_Exercise requirements_. From the entries below, copy every line that holds the word "排水系统大".
___ Material supplied
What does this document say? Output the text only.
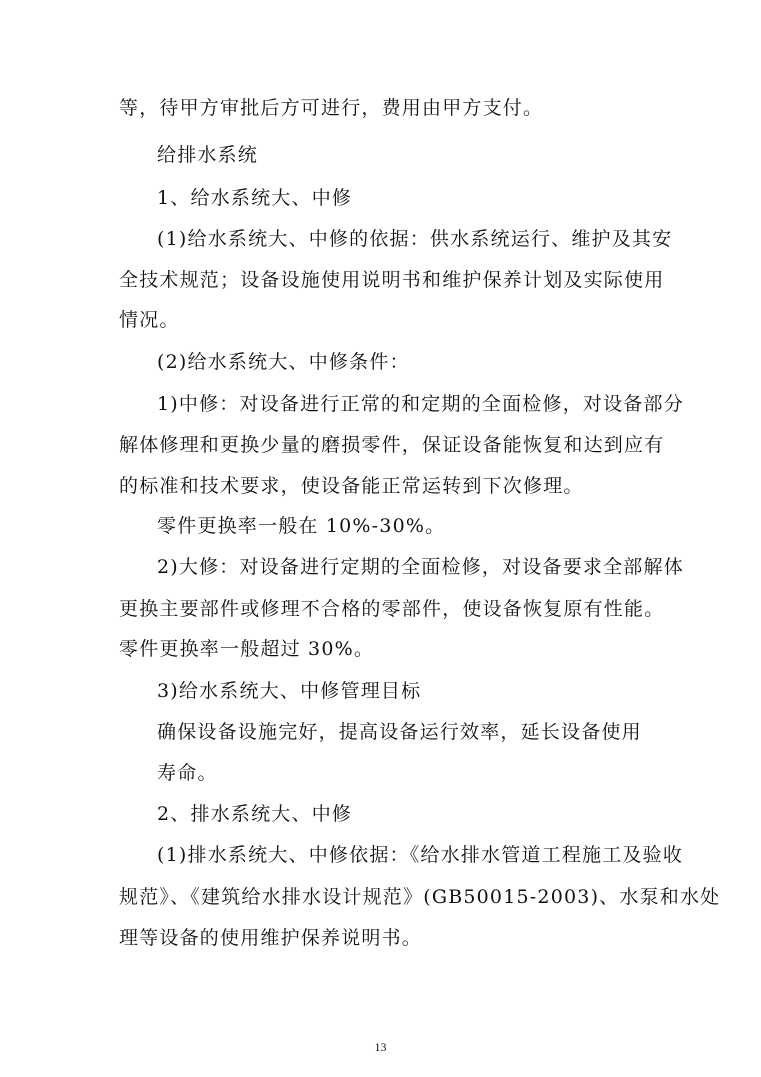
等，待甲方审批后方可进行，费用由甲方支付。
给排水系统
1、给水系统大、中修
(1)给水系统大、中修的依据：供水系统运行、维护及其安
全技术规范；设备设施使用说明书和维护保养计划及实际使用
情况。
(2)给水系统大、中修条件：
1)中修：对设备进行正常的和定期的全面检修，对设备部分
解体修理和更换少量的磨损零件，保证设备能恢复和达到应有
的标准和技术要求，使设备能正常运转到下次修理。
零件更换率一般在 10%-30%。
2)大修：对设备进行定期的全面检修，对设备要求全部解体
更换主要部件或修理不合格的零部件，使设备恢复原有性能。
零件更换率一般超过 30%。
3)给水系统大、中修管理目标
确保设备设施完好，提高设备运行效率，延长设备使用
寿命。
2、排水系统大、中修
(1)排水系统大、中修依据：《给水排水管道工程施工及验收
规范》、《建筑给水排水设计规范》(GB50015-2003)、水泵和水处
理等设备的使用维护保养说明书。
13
______
___ Material supplied
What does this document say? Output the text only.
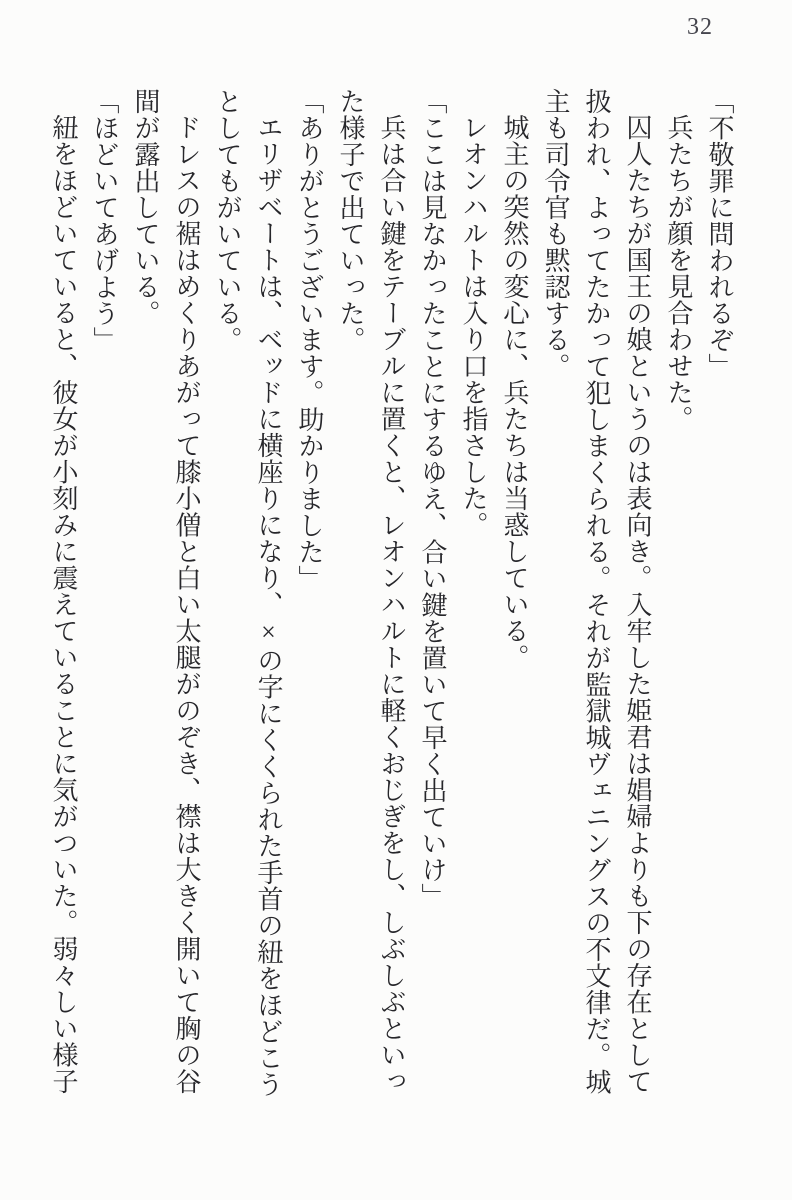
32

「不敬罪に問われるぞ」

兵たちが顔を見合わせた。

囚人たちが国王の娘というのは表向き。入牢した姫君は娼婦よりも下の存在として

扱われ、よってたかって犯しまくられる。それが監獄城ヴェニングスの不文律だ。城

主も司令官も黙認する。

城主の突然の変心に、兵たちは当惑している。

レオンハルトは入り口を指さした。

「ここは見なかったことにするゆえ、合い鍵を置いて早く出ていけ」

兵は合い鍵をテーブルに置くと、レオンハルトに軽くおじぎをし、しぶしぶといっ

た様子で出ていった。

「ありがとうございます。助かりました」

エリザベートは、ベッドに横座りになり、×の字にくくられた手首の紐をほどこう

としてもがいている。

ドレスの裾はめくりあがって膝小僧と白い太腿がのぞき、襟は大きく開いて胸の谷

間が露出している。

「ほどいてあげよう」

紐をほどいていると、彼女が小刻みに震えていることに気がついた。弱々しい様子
______
___ Material supplied
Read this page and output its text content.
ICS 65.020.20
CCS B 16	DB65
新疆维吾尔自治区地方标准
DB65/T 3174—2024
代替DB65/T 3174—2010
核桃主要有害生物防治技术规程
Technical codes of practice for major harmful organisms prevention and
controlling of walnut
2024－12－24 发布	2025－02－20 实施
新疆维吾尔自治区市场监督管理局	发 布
______
_Result for this exercise_.
2、排水系统大、中修
(1)排水系统大、中修依据：《给水排水管道工程施工及验收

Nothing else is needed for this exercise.